DIRECTIONS FOR THIS TASK —
Of the lines in the entries, how many hold the word "assujetti"? Give that number alone.

INFORMATION SHOWN —

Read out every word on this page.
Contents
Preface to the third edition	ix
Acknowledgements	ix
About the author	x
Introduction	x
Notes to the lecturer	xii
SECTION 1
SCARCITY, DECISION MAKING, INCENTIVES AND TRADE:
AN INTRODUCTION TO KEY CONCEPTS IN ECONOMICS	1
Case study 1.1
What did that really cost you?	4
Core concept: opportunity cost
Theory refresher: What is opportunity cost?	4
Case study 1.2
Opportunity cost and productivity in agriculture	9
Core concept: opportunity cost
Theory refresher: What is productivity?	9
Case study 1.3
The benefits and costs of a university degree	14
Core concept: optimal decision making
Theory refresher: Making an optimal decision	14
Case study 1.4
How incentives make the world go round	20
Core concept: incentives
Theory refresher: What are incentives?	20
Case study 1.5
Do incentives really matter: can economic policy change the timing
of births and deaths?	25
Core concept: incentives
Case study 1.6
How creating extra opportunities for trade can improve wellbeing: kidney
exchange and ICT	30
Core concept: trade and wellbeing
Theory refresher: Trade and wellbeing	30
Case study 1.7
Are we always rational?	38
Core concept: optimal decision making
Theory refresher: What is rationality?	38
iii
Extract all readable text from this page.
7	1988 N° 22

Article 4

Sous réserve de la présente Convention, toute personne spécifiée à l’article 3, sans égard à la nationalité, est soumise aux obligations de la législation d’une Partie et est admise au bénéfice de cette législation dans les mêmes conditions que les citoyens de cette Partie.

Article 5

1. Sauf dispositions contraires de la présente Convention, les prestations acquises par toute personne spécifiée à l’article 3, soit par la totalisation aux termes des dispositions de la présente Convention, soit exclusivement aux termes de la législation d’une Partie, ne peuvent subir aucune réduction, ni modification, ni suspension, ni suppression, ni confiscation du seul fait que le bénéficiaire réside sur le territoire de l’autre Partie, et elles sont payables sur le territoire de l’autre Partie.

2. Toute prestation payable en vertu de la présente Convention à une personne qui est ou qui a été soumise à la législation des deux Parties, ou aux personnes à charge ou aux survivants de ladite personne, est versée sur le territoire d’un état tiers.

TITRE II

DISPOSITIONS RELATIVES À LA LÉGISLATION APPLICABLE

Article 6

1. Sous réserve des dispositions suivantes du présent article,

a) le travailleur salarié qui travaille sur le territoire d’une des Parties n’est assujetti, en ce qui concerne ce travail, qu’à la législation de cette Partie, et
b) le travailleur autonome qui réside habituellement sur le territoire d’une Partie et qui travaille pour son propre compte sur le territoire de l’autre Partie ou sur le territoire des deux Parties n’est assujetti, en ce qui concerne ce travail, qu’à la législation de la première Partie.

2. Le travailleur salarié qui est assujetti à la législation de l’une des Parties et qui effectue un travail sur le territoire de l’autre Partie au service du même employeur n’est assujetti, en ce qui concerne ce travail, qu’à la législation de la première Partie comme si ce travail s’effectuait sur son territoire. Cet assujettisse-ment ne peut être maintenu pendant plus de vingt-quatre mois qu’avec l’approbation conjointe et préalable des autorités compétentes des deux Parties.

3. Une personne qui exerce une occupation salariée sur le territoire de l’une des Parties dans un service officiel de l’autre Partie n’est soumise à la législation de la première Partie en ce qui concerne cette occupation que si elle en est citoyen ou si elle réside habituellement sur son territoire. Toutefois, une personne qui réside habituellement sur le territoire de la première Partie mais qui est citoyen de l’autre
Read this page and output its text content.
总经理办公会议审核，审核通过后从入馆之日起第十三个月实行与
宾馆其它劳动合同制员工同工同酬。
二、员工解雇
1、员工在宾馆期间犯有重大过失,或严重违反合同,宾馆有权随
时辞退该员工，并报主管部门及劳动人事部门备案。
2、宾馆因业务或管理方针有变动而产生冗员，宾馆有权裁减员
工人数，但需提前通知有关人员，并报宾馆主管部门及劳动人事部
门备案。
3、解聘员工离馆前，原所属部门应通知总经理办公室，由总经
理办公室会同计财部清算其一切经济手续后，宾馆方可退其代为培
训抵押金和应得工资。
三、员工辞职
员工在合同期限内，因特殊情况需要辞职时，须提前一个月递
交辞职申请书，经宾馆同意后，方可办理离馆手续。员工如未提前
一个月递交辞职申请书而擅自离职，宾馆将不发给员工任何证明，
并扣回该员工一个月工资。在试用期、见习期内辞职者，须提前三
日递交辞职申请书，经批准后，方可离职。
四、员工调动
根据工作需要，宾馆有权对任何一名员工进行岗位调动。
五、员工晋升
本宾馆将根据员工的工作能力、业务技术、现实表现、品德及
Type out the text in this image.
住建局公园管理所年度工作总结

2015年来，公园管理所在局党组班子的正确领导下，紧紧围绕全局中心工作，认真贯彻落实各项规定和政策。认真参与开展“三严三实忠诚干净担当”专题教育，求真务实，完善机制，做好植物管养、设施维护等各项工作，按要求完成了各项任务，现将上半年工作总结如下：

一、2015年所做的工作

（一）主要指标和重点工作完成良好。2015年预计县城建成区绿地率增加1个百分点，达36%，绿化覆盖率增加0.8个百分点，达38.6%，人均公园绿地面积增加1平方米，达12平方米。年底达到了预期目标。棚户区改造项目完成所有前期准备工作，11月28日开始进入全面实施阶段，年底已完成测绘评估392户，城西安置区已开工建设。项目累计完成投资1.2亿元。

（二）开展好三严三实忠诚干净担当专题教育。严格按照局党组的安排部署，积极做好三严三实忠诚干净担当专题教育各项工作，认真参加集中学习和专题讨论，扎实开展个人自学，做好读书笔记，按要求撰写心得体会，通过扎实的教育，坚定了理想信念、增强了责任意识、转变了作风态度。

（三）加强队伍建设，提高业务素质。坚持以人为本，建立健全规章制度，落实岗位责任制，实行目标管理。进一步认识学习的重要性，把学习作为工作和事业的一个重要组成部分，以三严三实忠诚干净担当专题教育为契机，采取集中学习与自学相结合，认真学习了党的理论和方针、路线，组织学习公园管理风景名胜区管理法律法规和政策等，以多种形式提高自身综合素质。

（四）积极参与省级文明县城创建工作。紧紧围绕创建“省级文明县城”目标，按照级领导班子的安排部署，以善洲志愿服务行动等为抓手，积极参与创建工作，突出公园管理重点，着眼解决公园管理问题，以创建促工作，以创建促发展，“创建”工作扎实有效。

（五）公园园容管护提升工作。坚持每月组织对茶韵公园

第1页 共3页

COMPLETE ANSWER —
3